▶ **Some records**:
********************

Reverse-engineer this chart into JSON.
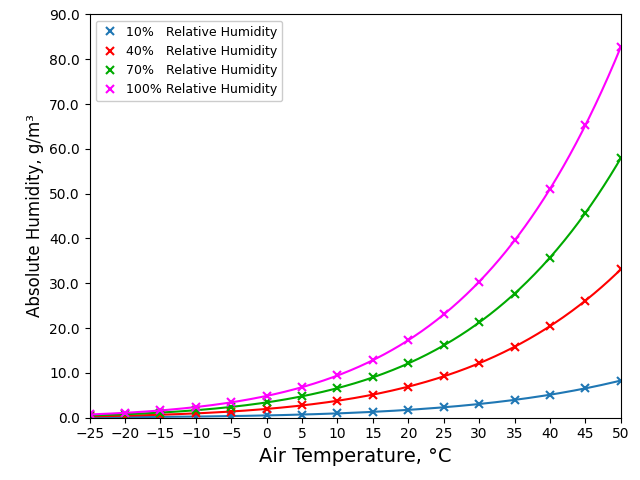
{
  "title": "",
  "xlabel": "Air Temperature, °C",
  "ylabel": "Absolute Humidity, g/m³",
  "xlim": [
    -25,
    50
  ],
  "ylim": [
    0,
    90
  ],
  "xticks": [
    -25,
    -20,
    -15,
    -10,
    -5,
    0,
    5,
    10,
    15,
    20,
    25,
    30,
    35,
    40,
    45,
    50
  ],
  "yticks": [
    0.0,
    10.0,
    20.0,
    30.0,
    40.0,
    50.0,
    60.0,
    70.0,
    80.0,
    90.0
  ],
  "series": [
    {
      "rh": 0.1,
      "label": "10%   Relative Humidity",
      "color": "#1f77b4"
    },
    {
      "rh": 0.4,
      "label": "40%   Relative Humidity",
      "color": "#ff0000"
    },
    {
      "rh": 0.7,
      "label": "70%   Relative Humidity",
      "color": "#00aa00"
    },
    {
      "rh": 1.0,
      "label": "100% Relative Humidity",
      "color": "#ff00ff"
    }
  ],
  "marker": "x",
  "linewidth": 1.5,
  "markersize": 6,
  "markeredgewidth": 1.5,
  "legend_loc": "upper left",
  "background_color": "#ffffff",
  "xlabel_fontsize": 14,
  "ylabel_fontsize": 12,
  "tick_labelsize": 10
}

********************

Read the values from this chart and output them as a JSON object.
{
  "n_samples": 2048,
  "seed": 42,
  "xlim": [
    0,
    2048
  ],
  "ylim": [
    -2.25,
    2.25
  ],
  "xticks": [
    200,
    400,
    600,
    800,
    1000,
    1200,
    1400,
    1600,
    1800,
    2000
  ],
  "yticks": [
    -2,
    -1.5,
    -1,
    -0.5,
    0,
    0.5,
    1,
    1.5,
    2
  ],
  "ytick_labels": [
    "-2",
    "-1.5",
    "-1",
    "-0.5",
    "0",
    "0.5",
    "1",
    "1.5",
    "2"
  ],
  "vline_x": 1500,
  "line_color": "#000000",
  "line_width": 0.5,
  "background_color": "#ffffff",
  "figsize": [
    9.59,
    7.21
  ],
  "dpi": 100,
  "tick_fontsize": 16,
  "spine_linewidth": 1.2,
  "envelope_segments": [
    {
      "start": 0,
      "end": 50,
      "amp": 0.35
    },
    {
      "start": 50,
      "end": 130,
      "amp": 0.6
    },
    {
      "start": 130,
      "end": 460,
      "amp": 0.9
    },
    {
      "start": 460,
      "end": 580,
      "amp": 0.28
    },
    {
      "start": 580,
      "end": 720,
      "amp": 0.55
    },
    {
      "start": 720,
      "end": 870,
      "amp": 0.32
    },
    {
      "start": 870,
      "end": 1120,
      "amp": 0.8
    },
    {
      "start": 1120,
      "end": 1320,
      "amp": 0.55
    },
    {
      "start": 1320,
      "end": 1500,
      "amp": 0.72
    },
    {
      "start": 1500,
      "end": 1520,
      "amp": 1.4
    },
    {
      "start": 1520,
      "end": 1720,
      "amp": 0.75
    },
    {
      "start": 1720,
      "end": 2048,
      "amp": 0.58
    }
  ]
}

********************

▶ **Objective**: Search the records above for "JSON". Copy each line where it is found.

▶ **The result**:
Reverse-engineer this chart into JSON.
Read the values from this chart and output them as a JSON object.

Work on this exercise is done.